=== LISTED ENTRIES ===

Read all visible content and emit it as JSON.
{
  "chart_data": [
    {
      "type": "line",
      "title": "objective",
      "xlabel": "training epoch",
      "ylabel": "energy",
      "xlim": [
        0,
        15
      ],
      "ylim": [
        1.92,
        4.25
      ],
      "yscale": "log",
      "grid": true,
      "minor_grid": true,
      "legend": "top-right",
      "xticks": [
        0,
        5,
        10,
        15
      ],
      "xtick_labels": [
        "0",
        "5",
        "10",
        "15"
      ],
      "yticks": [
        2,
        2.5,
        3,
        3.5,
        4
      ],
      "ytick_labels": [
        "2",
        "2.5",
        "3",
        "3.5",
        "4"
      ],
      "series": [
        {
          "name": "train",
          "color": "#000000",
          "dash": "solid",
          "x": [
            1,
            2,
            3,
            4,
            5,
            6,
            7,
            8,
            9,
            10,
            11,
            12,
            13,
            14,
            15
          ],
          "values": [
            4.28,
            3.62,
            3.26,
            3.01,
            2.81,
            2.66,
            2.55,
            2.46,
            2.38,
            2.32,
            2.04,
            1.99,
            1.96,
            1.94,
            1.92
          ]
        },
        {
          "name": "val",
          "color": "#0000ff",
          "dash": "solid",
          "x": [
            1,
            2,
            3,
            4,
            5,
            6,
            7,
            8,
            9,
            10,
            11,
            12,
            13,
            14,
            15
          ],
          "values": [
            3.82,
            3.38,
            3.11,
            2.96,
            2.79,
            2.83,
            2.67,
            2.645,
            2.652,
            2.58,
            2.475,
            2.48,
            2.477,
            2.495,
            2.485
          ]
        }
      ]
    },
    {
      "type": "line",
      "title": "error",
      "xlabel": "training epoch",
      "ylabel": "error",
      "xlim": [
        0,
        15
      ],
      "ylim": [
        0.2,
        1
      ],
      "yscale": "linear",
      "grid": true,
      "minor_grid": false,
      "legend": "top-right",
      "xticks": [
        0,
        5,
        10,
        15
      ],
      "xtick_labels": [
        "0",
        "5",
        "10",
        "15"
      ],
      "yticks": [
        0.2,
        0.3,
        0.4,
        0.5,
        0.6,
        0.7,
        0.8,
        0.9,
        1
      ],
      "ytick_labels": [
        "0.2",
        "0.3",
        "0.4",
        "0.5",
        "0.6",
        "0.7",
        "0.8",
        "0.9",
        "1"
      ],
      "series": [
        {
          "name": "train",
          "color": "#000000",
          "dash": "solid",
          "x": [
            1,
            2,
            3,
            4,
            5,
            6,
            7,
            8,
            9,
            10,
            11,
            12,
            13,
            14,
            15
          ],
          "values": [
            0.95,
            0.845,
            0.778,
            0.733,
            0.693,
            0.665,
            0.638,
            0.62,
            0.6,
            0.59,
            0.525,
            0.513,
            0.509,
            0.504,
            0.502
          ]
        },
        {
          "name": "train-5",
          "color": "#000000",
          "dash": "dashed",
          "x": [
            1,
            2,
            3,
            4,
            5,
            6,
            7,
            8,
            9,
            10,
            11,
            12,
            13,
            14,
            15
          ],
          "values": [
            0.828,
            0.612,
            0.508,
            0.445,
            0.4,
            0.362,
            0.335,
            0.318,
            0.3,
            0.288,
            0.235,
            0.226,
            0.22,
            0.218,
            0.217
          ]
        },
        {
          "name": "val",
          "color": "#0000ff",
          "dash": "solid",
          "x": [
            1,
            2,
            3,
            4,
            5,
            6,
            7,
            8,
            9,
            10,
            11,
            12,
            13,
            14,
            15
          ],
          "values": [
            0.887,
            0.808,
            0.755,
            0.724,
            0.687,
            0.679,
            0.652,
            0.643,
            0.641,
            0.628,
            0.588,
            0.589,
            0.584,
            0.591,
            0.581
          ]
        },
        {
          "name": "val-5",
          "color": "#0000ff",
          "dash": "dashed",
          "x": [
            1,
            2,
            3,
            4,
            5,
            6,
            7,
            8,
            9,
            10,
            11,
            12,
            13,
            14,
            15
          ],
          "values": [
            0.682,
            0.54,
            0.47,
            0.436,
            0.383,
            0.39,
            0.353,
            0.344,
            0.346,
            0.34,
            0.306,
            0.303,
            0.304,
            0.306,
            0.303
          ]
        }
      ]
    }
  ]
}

===
=== LISTED ENTRIES ===

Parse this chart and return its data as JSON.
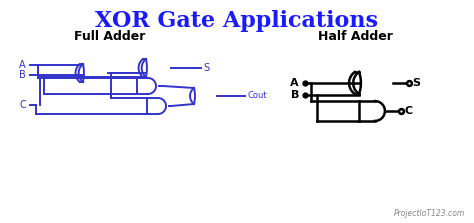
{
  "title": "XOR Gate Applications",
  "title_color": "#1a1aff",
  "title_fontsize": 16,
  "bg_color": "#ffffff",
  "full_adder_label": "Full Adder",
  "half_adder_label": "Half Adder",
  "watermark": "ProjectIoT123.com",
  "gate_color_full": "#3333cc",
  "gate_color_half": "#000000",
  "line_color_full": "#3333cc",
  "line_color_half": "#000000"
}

===
=== LISTED ENTRIES ===

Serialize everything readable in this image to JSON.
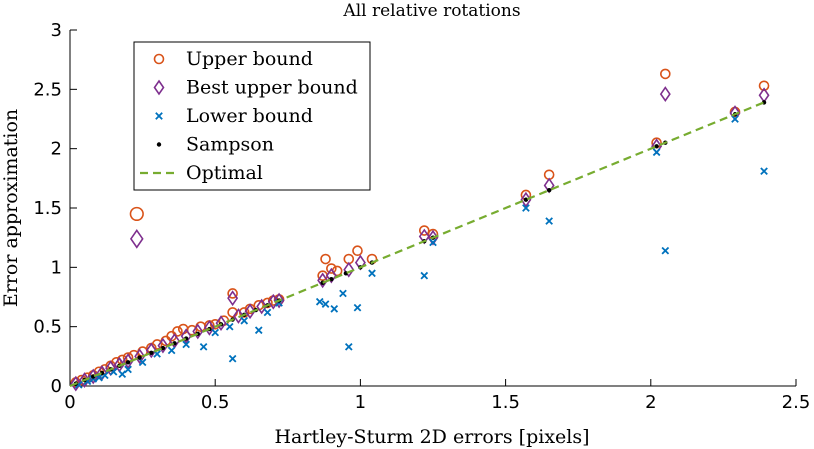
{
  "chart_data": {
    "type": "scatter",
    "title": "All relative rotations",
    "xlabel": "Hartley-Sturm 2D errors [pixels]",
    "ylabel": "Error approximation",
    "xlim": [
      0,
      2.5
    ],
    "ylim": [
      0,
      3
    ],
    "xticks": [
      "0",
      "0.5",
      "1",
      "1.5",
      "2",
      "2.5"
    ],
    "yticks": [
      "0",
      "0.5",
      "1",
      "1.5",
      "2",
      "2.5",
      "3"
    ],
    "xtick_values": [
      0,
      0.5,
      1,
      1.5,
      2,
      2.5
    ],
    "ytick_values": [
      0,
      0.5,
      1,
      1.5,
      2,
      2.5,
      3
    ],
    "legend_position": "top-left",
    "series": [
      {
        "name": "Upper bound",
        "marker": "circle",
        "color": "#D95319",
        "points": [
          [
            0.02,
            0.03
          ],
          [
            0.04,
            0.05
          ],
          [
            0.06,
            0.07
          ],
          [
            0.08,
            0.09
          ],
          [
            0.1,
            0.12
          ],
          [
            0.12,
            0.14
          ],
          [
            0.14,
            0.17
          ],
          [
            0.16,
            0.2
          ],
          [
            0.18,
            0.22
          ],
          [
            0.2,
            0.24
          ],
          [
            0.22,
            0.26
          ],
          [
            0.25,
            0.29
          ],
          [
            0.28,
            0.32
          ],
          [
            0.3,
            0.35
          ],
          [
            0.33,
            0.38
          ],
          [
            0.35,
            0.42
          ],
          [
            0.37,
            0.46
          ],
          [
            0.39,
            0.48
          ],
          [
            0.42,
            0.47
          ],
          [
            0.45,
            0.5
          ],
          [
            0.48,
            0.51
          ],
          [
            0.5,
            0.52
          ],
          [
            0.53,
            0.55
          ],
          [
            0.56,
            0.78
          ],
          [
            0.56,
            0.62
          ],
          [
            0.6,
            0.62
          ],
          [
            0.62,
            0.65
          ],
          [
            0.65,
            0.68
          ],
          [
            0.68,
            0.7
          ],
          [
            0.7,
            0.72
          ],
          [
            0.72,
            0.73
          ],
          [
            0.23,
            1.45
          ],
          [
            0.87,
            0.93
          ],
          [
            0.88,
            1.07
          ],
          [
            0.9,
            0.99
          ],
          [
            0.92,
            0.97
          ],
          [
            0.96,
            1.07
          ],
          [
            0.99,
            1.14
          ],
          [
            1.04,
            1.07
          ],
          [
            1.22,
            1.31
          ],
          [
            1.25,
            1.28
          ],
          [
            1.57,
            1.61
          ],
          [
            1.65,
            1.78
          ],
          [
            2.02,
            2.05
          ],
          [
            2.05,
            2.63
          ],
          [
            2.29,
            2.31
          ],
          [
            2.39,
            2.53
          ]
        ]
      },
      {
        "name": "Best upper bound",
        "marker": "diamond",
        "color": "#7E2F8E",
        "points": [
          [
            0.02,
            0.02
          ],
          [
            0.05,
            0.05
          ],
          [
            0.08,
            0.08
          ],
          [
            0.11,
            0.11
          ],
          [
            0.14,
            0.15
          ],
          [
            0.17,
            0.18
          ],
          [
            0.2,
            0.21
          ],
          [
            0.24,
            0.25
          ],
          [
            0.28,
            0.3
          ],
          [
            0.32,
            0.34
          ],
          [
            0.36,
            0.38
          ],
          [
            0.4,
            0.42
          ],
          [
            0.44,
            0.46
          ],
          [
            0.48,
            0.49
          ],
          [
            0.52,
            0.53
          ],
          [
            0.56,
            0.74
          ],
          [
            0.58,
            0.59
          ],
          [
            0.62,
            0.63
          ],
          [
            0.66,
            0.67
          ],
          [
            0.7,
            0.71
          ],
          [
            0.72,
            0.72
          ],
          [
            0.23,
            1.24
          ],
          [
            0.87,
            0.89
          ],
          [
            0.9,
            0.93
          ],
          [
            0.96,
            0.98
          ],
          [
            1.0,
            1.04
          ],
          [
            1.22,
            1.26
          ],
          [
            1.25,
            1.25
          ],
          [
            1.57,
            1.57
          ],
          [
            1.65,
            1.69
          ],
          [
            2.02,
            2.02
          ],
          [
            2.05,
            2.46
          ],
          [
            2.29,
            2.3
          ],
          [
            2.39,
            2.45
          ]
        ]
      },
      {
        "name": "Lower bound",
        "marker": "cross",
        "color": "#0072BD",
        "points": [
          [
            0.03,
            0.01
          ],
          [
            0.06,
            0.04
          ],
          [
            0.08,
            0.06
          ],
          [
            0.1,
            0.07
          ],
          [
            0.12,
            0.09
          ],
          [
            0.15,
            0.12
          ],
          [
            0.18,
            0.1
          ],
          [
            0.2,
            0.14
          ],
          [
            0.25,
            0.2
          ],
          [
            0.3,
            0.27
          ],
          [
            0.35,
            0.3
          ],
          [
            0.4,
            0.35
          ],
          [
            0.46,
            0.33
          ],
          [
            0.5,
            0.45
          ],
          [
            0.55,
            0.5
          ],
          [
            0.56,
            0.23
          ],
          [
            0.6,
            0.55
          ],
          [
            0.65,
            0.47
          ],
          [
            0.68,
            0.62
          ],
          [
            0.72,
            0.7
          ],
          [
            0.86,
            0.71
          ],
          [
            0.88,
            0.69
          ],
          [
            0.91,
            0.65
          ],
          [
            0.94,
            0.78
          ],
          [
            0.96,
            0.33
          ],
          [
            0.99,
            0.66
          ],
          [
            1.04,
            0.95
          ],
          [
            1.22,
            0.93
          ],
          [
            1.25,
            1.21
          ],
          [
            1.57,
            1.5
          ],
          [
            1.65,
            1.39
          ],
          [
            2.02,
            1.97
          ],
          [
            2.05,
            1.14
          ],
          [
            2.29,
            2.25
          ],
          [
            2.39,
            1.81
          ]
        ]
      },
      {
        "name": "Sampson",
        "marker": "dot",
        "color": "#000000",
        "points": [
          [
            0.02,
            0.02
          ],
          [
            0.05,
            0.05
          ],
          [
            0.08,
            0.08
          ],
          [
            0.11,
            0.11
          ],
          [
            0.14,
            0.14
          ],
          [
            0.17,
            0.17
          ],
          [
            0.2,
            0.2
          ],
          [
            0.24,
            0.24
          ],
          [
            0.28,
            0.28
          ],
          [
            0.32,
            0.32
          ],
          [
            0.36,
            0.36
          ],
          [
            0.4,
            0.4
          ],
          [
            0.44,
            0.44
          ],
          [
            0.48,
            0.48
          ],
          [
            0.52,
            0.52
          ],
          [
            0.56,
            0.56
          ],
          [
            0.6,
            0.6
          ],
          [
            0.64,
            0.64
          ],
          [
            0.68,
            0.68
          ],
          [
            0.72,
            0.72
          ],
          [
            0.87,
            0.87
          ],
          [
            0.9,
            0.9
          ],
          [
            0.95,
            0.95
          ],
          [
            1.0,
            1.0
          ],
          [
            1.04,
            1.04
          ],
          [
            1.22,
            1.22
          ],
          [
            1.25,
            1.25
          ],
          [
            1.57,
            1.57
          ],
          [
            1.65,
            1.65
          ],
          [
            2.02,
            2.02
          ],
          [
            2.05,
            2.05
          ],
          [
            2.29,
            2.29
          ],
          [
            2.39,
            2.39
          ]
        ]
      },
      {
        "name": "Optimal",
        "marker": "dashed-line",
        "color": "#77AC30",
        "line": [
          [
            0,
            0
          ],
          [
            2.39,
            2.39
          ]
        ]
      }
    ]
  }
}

===

- EXERCISE DESCRIPTION -
Using the material above, copy every line in which the string "this" occurs.

- THE RESULT -
Parse this chart and return its data as JSON.
Serialize everything readable in this image to JSON.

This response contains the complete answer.